-- START --

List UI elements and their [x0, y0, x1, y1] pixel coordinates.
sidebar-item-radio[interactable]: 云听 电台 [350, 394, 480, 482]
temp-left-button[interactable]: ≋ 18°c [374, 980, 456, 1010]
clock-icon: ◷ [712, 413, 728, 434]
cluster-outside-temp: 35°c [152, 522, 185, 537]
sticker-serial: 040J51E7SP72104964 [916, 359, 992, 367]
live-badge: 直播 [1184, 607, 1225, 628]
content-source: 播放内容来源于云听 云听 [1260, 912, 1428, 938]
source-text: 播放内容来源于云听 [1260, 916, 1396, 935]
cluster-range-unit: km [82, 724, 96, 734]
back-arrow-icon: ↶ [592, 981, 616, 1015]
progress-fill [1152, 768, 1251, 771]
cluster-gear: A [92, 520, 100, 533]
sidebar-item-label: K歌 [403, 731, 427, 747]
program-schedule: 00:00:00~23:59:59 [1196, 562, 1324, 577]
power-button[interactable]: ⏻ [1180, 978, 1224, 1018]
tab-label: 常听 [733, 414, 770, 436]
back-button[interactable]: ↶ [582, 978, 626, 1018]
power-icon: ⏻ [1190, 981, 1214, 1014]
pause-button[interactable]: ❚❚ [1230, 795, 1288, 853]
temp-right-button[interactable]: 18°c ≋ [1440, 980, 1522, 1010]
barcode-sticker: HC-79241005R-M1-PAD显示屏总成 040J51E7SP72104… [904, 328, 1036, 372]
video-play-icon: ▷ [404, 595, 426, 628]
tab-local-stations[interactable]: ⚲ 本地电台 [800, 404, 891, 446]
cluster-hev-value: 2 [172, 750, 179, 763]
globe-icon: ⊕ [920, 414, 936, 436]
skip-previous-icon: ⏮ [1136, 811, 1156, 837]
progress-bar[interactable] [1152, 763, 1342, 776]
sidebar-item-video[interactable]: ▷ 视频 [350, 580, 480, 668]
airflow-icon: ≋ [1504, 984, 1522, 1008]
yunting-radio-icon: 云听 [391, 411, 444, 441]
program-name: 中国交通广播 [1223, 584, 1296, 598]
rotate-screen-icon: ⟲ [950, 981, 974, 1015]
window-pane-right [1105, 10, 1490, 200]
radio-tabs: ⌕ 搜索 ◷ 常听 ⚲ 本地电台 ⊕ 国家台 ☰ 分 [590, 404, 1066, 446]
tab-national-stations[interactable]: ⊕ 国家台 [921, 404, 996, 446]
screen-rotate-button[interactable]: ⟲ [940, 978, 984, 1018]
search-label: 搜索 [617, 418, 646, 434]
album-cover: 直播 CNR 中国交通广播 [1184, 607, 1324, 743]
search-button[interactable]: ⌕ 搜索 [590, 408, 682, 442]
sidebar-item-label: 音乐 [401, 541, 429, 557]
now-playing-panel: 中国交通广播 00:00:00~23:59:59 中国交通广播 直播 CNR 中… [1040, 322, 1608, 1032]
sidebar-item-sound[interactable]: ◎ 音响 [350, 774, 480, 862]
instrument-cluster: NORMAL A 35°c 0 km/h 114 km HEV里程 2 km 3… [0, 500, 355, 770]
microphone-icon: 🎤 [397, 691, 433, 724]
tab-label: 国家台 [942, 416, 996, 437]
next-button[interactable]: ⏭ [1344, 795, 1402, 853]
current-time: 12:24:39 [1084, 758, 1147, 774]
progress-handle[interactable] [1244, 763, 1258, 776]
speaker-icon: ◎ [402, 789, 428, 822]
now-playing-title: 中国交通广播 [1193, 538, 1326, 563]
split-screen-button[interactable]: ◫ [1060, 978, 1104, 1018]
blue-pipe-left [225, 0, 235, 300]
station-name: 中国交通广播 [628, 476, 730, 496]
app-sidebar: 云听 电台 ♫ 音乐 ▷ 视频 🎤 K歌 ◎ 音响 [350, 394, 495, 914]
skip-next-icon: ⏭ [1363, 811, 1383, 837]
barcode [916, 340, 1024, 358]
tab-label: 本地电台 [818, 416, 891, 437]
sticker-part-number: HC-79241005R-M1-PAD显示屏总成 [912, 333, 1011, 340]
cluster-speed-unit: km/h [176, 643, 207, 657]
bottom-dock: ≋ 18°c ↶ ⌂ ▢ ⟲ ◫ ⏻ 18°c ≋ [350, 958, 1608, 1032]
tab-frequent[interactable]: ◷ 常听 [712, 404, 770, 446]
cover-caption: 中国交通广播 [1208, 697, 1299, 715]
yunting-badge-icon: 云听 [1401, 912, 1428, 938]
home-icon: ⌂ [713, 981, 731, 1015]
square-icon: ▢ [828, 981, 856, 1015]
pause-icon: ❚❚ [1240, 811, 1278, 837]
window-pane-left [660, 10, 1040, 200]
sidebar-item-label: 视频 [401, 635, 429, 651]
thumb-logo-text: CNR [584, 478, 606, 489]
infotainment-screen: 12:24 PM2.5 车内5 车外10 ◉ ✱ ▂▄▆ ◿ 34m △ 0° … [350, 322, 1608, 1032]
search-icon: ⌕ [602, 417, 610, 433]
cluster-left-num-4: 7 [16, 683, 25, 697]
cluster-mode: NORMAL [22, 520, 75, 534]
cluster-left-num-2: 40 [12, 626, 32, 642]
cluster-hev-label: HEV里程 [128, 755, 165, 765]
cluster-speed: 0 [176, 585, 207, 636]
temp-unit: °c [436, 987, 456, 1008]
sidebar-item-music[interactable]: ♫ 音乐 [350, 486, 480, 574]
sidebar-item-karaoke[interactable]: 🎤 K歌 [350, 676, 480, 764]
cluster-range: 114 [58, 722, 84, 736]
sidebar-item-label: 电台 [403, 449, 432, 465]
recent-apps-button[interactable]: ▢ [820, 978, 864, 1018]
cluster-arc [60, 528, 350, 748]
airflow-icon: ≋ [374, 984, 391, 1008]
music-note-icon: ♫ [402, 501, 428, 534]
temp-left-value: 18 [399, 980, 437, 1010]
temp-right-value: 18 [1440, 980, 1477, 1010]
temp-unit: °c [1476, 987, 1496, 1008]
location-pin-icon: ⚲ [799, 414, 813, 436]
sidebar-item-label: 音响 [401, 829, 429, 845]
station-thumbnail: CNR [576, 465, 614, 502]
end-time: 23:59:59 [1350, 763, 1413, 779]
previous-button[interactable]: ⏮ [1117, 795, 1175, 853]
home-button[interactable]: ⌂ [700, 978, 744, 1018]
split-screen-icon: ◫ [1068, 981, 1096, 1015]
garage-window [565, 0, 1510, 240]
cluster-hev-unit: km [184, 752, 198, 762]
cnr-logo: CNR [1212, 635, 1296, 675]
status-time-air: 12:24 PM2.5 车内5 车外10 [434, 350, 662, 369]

-- END --

What this task involves -> Could you rewrite the material above so that every "sidebar-item-label" is changed to "nav-item-label", leaving everything else unchanged?

Full output ->
List UI elements and their [x0, y0, x1, y1] pixel coordinates.
sidebar-item-radio[interactable]: 云听 电台 [350, 394, 480, 482]
temp-left-button[interactable]: ≋ 18°c [374, 980, 456, 1010]
clock-icon: ◷ [712, 413, 728, 434]
cluster-outside-temp: 35°c [152, 522, 185, 537]
sticker-serial: 040J51E7SP72104964 [916, 359, 992, 367]
live-badge: 直播 [1184, 607, 1225, 628]
content-source: 播放内容来源于云听 云听 [1260, 912, 1428, 938]
source-text: 播放内容来源于云听 [1260, 916, 1396, 935]
cluster-range-unit: km [82, 724, 96, 734]
back-arrow-icon: ↶ [592, 981, 616, 1015]
progress-fill [1152, 768, 1251, 771]
cluster-gear: A [92, 520, 100, 533]
nav-item-label: K歌 [403, 731, 427, 747]
program-schedule: 00:00:00~23:59:59 [1196, 562, 1324, 577]
power-button[interactable]: ⏻ [1180, 978, 1224, 1018]
tab-label: 常听 [733, 414, 770, 436]
back-button[interactable]: ↶ [582, 978, 626, 1018]
power-icon: ⏻ [1190, 981, 1214, 1014]
pause-button[interactable]: ❚❚ [1230, 795, 1288, 853]
temp-right-button[interactable]: 18°c ≋ [1440, 980, 1522, 1010]
barcode-sticker: HC-79241005R-M1-PAD显示屏总成 040J51E7SP72104… [904, 328, 1036, 372]
video-play-icon: ▷ [404, 595, 426, 628]
tab-local-stations[interactable]: ⚲ 本地电台 [800, 404, 891, 446]
cluster-hev-value: 2 [172, 750, 179, 763]
globe-icon: ⊕ [920, 414, 936, 436]
skip-previous-icon: ⏮ [1136, 811, 1156, 837]
progress-bar[interactable] [1152, 763, 1342, 776]
sidebar-item-video[interactable]: ▷ 视频 [350, 580, 480, 668]
airflow-icon: ≋ [1504, 984, 1522, 1008]
yunting-radio-icon: 云听 [391, 411, 444, 441]
program-name: 中国交通广播 [1223, 584, 1296, 598]
rotate-screen-icon: ⟲ [950, 981, 974, 1015]
window-pane-right [1105, 10, 1490, 200]
radio-tabs: ⌕ 搜索 ◷ 常听 ⚲ 本地电台 ⊕ 国家台 ☰ 分 [590, 404, 1066, 446]
tab-national-stations[interactable]: ⊕ 国家台 [921, 404, 996, 446]
screen-rotate-button[interactable]: ⟲ [940, 978, 984, 1018]
search-label: 搜索 [617, 418, 646, 434]
album-cover: 直播 CNR 中国交通广播 [1184, 607, 1324, 743]
search-button[interactable]: ⌕ 搜索 [590, 408, 682, 442]
nav-item-label: 音乐 [401, 541, 429, 557]
now-playing-panel: 中国交通广播 00:00:00~23:59:59 中国交通广播 直播 CNR 中… [1040, 322, 1608, 1032]
sidebar-item-sound[interactable]: ◎ 音响 [350, 774, 480, 862]
instrument-cluster: NORMAL A 35°c 0 km/h 114 km HEV里程 2 km 3… [0, 500, 355, 770]
microphone-icon: 🎤 [397, 691, 433, 724]
tab-label: 国家台 [942, 416, 996, 437]
next-button[interactable]: ⏭ [1344, 795, 1402, 853]
current-time: 12:24:39 [1084, 758, 1147, 774]
progress-handle[interactable] [1244, 763, 1258, 776]
speaker-icon: ◎ [402, 789, 428, 822]
now-playing-title: 中国交通广播 [1193, 538, 1326, 563]
split-screen-button[interactable]: ◫ [1060, 978, 1104, 1018]
blue-pipe-left [225, 0, 235, 300]
station-name: 中国交通广播 [628, 476, 730, 496]
app-sidebar: 云听 电台 ♫ 音乐 ▷ 视频 🎤 K歌 ◎ 音响 [350, 394, 495, 914]
skip-next-icon: ⏭ [1363, 811, 1383, 837]
barcode [916, 340, 1024, 358]
tab-label: 本地电台 [818, 416, 891, 437]
sticker-part-number: HC-79241005R-M1-PAD显示屏总成 [912, 333, 1011, 340]
cluster-speed-unit: km/h [176, 643, 207, 657]
bottom-dock: ≋ 18°c ↶ ⌂ ▢ ⟲ ◫ ⏻ 18°c ≋ [350, 958, 1608, 1032]
tab-frequent[interactable]: ◷ 常听 [712, 404, 770, 446]
cover-caption: 中国交通广播 [1208, 697, 1299, 715]
yunting-badge-icon: 云听 [1401, 912, 1428, 938]
home-icon: ⌂ [713, 981, 731, 1015]
square-icon: ▢ [828, 981, 856, 1015]
pause-icon: ❚❚ [1240, 811, 1278, 837]
window-pane-left [660, 10, 1040, 200]
nav-item-label: 视频 [401, 635, 429, 651]
thumb-logo-text: CNR [584, 478, 606, 489]
infotainment-screen: 12:24 PM2.5 车内5 车外10 ◉ ✱ ▂▄▆ ◿ 34m △ 0° … [350, 322, 1608, 1032]
search-icon: ⌕ [602, 417, 610, 433]
cluster-left-num-4: 7 [16, 683, 25, 697]
cluster-mode: NORMAL [22, 520, 75, 534]
cluster-left-num-2: 40 [12, 626, 32, 642]
cluster-hev-label: HEV里程 [128, 755, 165, 765]
cluster-speed: 0 [176, 585, 207, 636]
temp-unit: °c [436, 987, 456, 1008]
sidebar-item-music[interactable]: ♫ 音乐 [350, 486, 480, 574]
sidebar-item-karaoke[interactable]: 🎤 K歌 [350, 676, 480, 764]
cluster-range: 114 [58, 722, 84, 736]
nav-item-label: 电台 [403, 449, 432, 465]
recent-apps-button[interactable]: ▢ [820, 978, 864, 1018]
cluster-arc [60, 528, 350, 748]
airflow-icon: ≋ [374, 984, 391, 1008]
music-note-icon: ♫ [402, 501, 428, 534]
temp-left-value: 18 [399, 980, 437, 1010]
temp-right-value: 18 [1440, 980, 1477, 1010]
temp-unit: °c [1476, 987, 1496, 1008]
location-pin-icon: ⚲ [799, 414, 813, 436]
nav-item-label: 音响 [401, 829, 429, 845]
station-thumbnail: CNR [576, 465, 614, 502]
end-time: 23:59:59 [1350, 763, 1413, 779]
previous-button[interactable]: ⏮ [1117, 795, 1175, 853]
home-button[interactable]: ⌂ [700, 978, 744, 1018]
split-screen-icon: ◫ [1068, 981, 1096, 1015]
garage-window [565, 0, 1510, 240]
cluster-hev-unit: km [184, 752, 198, 762]
cnr-logo: CNR [1212, 635, 1296, 675]
status-time-air: 12:24 PM2.5 车内5 车外10 [434, 350, 662, 369]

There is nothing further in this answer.